** START Available data **

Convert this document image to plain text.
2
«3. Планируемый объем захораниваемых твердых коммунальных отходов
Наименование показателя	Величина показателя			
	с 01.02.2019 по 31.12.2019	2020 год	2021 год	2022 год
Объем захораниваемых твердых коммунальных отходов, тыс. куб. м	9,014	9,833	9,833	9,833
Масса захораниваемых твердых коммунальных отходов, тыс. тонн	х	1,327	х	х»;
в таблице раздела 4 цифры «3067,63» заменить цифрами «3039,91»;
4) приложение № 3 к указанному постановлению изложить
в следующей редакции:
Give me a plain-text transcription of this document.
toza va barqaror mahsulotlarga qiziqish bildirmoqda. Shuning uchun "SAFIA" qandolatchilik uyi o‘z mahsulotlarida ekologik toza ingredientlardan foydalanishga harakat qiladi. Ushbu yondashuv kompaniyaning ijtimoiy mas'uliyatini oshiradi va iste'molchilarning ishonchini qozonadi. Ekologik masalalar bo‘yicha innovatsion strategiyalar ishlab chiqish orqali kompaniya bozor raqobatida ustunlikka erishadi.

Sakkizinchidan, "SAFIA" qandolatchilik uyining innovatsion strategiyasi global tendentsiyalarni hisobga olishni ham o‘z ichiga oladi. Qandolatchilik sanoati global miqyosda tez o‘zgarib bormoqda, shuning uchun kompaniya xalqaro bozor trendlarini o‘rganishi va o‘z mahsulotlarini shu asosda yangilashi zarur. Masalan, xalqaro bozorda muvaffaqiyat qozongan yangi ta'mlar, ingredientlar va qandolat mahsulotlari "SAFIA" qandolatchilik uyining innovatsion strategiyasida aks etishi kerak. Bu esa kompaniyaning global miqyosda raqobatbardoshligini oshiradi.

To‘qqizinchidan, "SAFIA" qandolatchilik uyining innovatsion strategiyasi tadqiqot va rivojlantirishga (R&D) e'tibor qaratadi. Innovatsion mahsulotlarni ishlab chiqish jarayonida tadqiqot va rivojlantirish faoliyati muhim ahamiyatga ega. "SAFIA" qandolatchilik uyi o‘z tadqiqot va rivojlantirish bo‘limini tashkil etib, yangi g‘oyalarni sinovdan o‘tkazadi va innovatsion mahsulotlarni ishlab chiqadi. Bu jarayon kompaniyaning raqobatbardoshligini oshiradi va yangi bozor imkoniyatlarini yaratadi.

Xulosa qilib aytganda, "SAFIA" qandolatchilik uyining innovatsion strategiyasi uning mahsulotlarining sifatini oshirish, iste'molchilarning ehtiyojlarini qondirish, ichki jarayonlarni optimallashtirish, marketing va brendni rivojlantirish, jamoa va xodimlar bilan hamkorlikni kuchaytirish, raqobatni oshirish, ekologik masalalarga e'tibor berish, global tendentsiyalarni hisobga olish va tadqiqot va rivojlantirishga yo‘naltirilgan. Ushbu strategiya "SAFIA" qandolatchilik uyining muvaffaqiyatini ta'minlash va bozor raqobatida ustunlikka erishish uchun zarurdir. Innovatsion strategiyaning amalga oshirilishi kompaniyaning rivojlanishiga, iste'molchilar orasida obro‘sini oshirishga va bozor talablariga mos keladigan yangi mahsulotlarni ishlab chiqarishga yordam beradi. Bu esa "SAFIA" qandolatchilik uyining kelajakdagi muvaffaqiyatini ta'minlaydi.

** END Available data **
** START Available data **

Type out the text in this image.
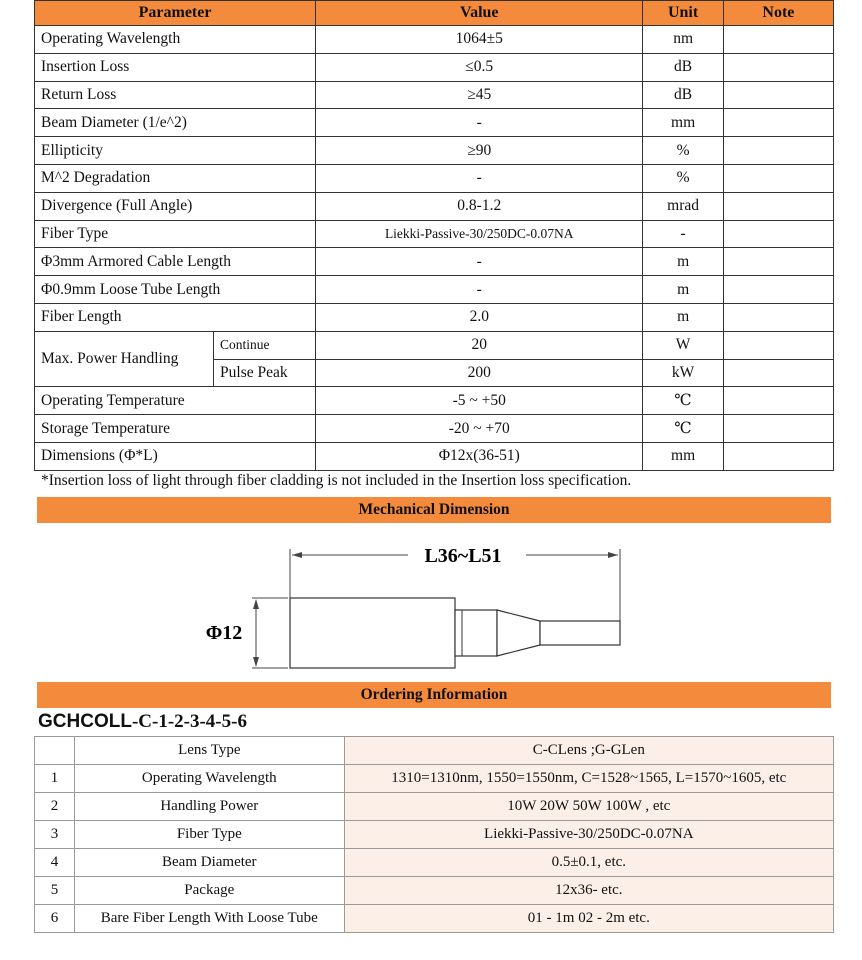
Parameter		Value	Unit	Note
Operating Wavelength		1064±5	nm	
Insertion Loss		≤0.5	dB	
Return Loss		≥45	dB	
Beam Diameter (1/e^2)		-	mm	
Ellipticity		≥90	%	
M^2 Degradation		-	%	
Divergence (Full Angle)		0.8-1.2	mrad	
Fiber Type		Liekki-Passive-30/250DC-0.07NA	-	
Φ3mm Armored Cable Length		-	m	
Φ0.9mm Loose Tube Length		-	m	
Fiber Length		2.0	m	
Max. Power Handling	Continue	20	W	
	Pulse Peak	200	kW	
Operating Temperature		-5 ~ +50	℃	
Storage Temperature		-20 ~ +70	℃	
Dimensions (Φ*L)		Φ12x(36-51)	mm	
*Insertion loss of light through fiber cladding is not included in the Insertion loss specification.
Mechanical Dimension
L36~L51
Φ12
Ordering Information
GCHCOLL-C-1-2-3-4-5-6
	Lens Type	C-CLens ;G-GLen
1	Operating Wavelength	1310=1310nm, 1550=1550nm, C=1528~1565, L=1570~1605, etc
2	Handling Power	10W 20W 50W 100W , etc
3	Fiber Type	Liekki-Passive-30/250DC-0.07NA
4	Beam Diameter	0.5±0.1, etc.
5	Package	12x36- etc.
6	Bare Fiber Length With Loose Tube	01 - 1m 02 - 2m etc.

** END Available data **
** START Available data **

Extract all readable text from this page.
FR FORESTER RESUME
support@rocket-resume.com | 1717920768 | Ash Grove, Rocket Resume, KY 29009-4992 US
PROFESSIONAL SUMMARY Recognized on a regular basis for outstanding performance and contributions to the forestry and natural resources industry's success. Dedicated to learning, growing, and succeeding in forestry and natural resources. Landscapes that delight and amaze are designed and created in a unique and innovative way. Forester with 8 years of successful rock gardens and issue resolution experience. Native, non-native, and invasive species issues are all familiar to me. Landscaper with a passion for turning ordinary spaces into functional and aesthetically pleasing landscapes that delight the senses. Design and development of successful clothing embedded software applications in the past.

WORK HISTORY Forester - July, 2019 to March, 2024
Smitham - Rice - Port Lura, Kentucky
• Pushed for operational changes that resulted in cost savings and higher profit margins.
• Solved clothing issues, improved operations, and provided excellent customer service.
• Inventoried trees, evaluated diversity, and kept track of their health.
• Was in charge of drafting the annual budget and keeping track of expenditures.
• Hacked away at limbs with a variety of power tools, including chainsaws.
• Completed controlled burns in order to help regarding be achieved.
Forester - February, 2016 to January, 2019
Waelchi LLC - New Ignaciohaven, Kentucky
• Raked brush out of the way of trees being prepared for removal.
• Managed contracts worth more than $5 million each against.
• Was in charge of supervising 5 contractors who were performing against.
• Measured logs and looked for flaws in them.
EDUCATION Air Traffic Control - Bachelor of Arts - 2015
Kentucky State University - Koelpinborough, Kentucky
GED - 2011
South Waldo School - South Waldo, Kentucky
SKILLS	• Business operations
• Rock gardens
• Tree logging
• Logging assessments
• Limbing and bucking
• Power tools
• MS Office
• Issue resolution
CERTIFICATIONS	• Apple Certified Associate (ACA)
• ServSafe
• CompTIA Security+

** END Available data **

-- What the exercise asks --
Identify every line above with the string "against" in it. Copy those lines.

-- Written answer --
• Managed contracts worth more than $5 million each against.
• Was in charge of supervising 5 contractors who were performing against.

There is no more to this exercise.